- _Exercise objective_
Give all the lines below again, exactly, with no pictures.

**** Data to process ****

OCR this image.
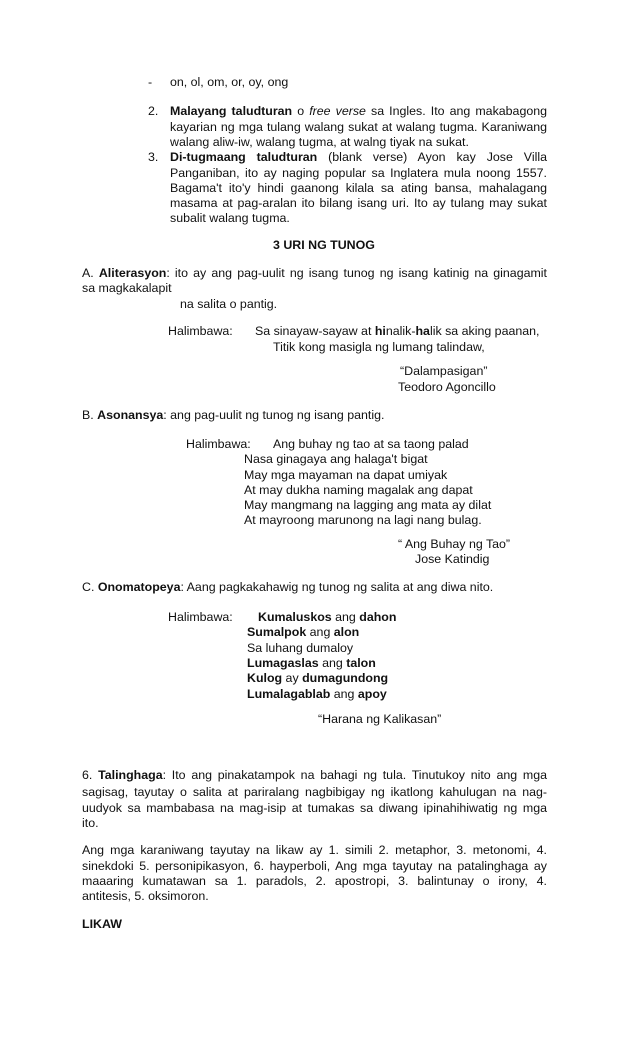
- on, ol, om, or, oy, ong
2. Malayang taludturan o free verse sa Ingles. Ito ang makabagong
kayarian ng mga tulang walang sukat at walang tugma. Karaniwang
walang aliw-iw, walang tugma, at walng tiyak na sukat.
3. Di-tugmaang taludturan (blank verse) Ayon kay Jose Villa
Panganiban, ito ay naging popular sa Inglatera mula noong 1557.
Bagama't ito'y hindi gaanong kilala sa ating bansa, mahalagang
masama at pag-aralan ito bilang isang uri. Ito ay tulang may sukat
subalit walang tugma.
3 URI NG TUNOG
A. Aliterasyon: ito ay ang pag-uulit ng isang tunog ng isang katinig na ginagamit
sa magkakalapit
na salita o pantig.
Halimbawa: Sa sinayaw-sayaw at hinalik-halik sa aking paanan,
Titik kong masigla ng lumang talindaw,
“Dalampasigan”
Teodoro Agoncillo
B. Asonansya: ang pag-uulit ng tunog ng isang pantig.
Halimbawa: Ang buhay ng tao at sa taong palad
Nasa ginagaya ang halaga't bigat
May mga mayaman na dapat umiyak
At may dukha naming magalak ang dapat
May mangmang na lagging ang mata ay dilat
At mayroong marunong na lagi nang bulag.
“ Ang Buhay ng Tao”
Jose Katindig
C. Onomatopeya: Aang pagkakahawig ng tunog ng salita at ang diwa nito.
Halimbawa: Kumaluskos ang dahon
Sumalpok ang alon
Sa luhang dumaloy
Lumagaslas ang talon
Kulog ay dumagundong
Lumalagablab ang apoy
“Harana ng Kalikasan”
6. Talinghaga: Ito ang pinakatampok na bahagi ng tula. Tinutukoy nito ang mga
sagisag, tayutay o salita at pariralang nagbibigay ng ikatlong kahulugan na nag-
uudyok sa mambabasa na mag-isip at tumakas sa diwang ipinahihiwatig ng mga
ito.
Ang mga karaniwang tayutay na likaw ay 1. simili 2. metaphor, 3. metonomi, 4.
sinekdoki 5. personipikasyon, 6. hayperboli, Ang mga tayutay na patalinghaga ay
maaaring kumatawan sa 1. paradols, 2. apostropi, 3. balintunay o irony, 4.
antitesis, 5. oksimoron.
LIKAW
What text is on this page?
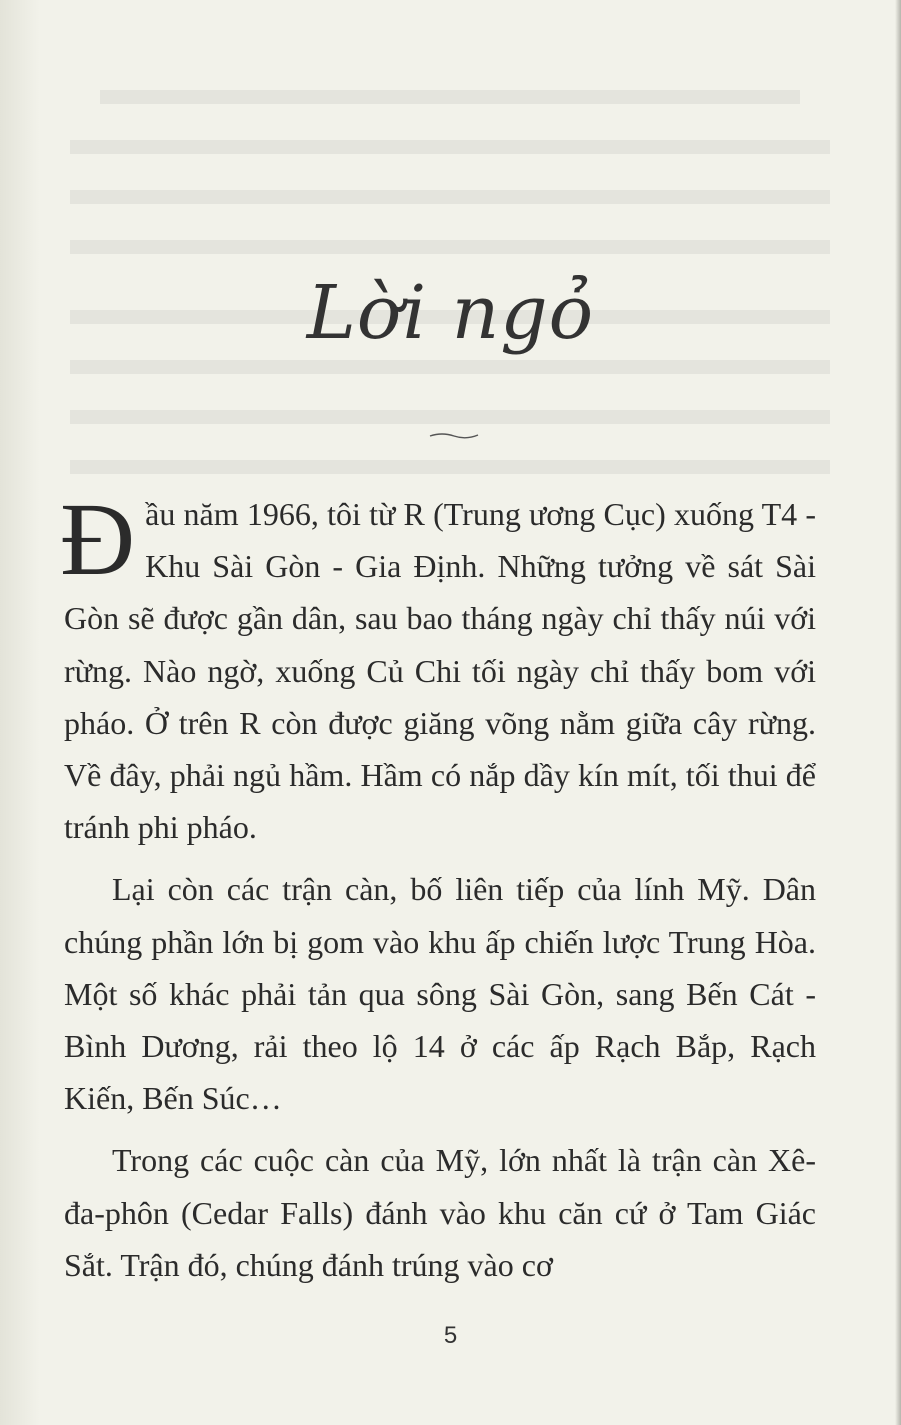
Lời ngỏ

Đầu năm 1966, tôi từ R (Trung ương Cục) xuống T4 - Khu Sài Gòn - Gia Định. Những tưởng về sát Sài Gòn sẽ được gần dân, sau bao tháng ngày chỉ thấy núi với rừng. Nào ngờ, xuống Củ Chi tối ngày chỉ thấy bom với pháo. Ở trên R còn được giăng võng nằm giữa cây rừng. Về đây, phải ngủ hầm. Hầm có nắp dầy kín mít, tối thui để tránh phi pháo.

Lại còn các trận càn, bố liên tiếp của lính Mỹ. Dân chúng phần lớn bị gom vào khu ấp chiến lược Trung Hòa. Một số khác phải tản qua sông Sài Gòn, sang Bến Cát - Bình Dương, rải theo lộ 14 ở các ấp Rạch Bắp, Rạch Kiến, Bến Súc…

Trong các cuộc càn của Mỹ, lớn nhất là trận càn Xê-đa-phôn (Cedar Falls) đánh vào khu căn cứ ở Tam Giác Sắt. Trận đó, chúng đánh trúng vào cơ

5
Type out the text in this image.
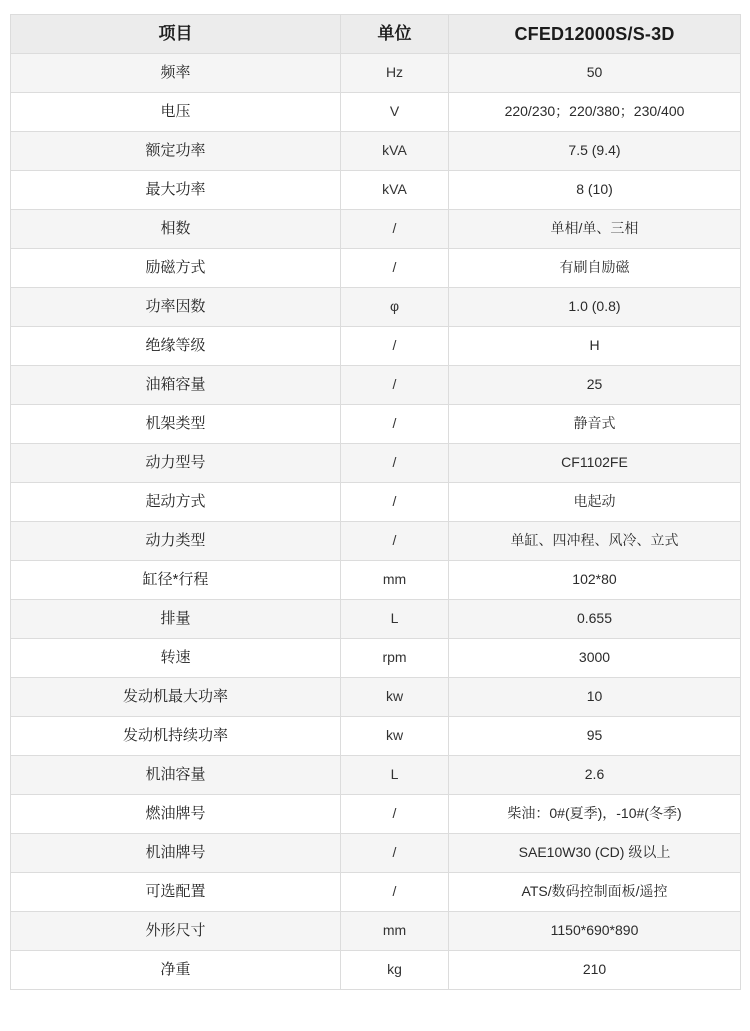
项目	单位	CFED12000S/S-3D
频率	Hz	50
电压	V	220/230；220/380；230/400
额定功率	kVA	7.5 (9.4)
最大功率	kVA	8 (10)
相数	/	单相/单、三相
励磁方式	/	有刷自励磁
功率因数	φ	1.0 (0.8)
绝缘等级	/	H
油箱容量	/	25
机架类型	/	静音式
动力型号	/	CF1102FE
起动方式	/	电起动
动力类型	/	单缸、四冲程、风冷、立式
缸径*行程	mm	102*80
排量	L	0.655
转速	rpm	3000
发动机最大功率	kw	10
发动机持续功率	kw	95
机油容量	L	2.6
燃油牌号	/	柴油：0#(夏季)，-10#(冬季)
机油牌号	/	SAE10W30 (CD) 级以上
可选配置	/	ATS/数码控制面板/遥控
外形尺寸	mm	1150*690*890
净重	kg	210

****

- _Solution below_
OCR this image.
- on, ol, om, or, oy, ong
2. Malayang taludturan o free verse sa Ingles. Ito ang makabagong
kayarian ng mga tulang walang sukat at walang tugma. Karaniwang
walang aliw-iw, walang tugma, at walng tiyak na sukat.
3. Di-tugmaang taludturan (blank verse) Ayon kay Jose Villa
Panganiban, ito ay naging popular sa Inglatera mula noong 1557.
Bagama't ito'y hindi gaanong kilala sa ating bansa, mahalagang
masama at pag-aralan ito bilang isang uri. Ito ay tulang may sukat
subalit walang tugma.
3 URI NG TUNOG
A. Aliterasyon: ito ay ang pag-uulit ng isang tunog ng isang katinig na ginagamit
sa magkakalapit
na salita o pantig.
Halimbawa: Sa sinayaw-sayaw at hinalik-halik sa aking paanan,
Titik kong masigla ng lumang talindaw,
“Dalampasigan”
Teodoro Agoncillo
B. Asonansya: ang pag-uulit ng tunog ng isang pantig.
Halimbawa: Ang buhay ng tao at sa taong palad
Nasa ginagaya ang halaga't bigat
May mga mayaman na dapat umiyak
At may dukha naming magalak ang dapat
May mangmang na lagging ang mata ay dilat
At mayroong marunong na lagi nang bulag.
“ Ang Buhay ng Tao”
Jose Katindig
C. Onomatopeya: Aang pagkakahawig ng tunog ng salita at ang diwa nito.
Halimbawa: Kumaluskos ang dahon
Sumalpok ang alon
Sa luhang dumaloy
Lumagaslas ang talon
Kulog ay dumagundong
Lumalagablab ang apoy
“Harana ng Kalikasan”
6. Talinghaga: Ito ang pinakatampok na bahagi ng tula. Tinutukoy nito ang mga
sagisag, tayutay o salita at pariralang nagbibigay ng ikatlong kahulugan na nag-
uudyok sa mambabasa na mag-isip at tumakas sa diwang ipinahihiwatig ng mga
ito.
Ang mga karaniwang tayutay na likaw ay 1. simili 2. metaphor, 3. metonomi, 4.
sinekdoki 5. personipikasyon, 6. hayperboli, Ang mga tayutay na patalinghaga ay
maaaring kumatawan sa 1. paradols, 2. apostropi, 3. balintunay o irony, 4.
antitesis, 5. oksimoron.
LIKAW
What text is on this page?
Lời ngỏ

Đầu năm 1966, tôi từ R (Trung ương Cục) xuống T4 - Khu Sài Gòn - Gia Định. Những tưởng về sát Sài Gòn sẽ được gần dân, sau bao tháng ngày chỉ thấy núi với rừng. Nào ngờ, xuống Củ Chi tối ngày chỉ thấy bom với pháo. Ở trên R còn được giăng võng nằm giữa cây rừng. Về đây, phải ngủ hầm. Hầm có nắp dầy kín mít, tối thui để tránh phi pháo.

Lại còn các trận càn, bố liên tiếp của lính Mỹ. Dân chúng phần lớn bị gom vào khu ấp chiến lược Trung Hòa. Một số khác phải tản qua sông Sài Gòn, sang Bến Cát - Bình Dương, rải theo lộ 14 ở các ấp Rạch Bắp, Rạch Kiến, Bến Súc…

Trong các cuộc càn của Mỹ, lớn nhất là trận càn Xê-đa-phôn (Cedar Falls) đánh vào khu căn cứ ở Tam Giác Sắt. Trận đó, chúng đánh trúng vào cơ

5
Type out the text in this image.
项目	单位	CFED12000S/S-3D
频率	Hz	50
电压	V	220/230；220/380；230/400
额定功率	kVA	7.5 (9.4)
最大功率	kVA	8 (10)
相数	/	单相/单、三相
励磁方式	/	有刷自励磁
功率因数	φ	1.0 (0.8)
绝缘等级	/	H
油箱容量	/	25
机架类型	/	静音式
动力型号	/	CF1102FE
起动方式	/	电起动
动力类型	/	单缸、四冲程、风冷、立式
缸径*行程	mm	102*80
排量	L	0.655
转速	rpm	3000
发动机最大功率	kw	10
发动机持续功率	kw	95
机油容量	L	2.6
燃油牌号	/	柴油：0#(夏季)，-10#(冬季)
机油牌号	/	SAE10W30 (CD) 级以上
可选配置	/	ATS/数码控制面板/遥控
外形尺寸	mm	1150*690*890
净重	kg	210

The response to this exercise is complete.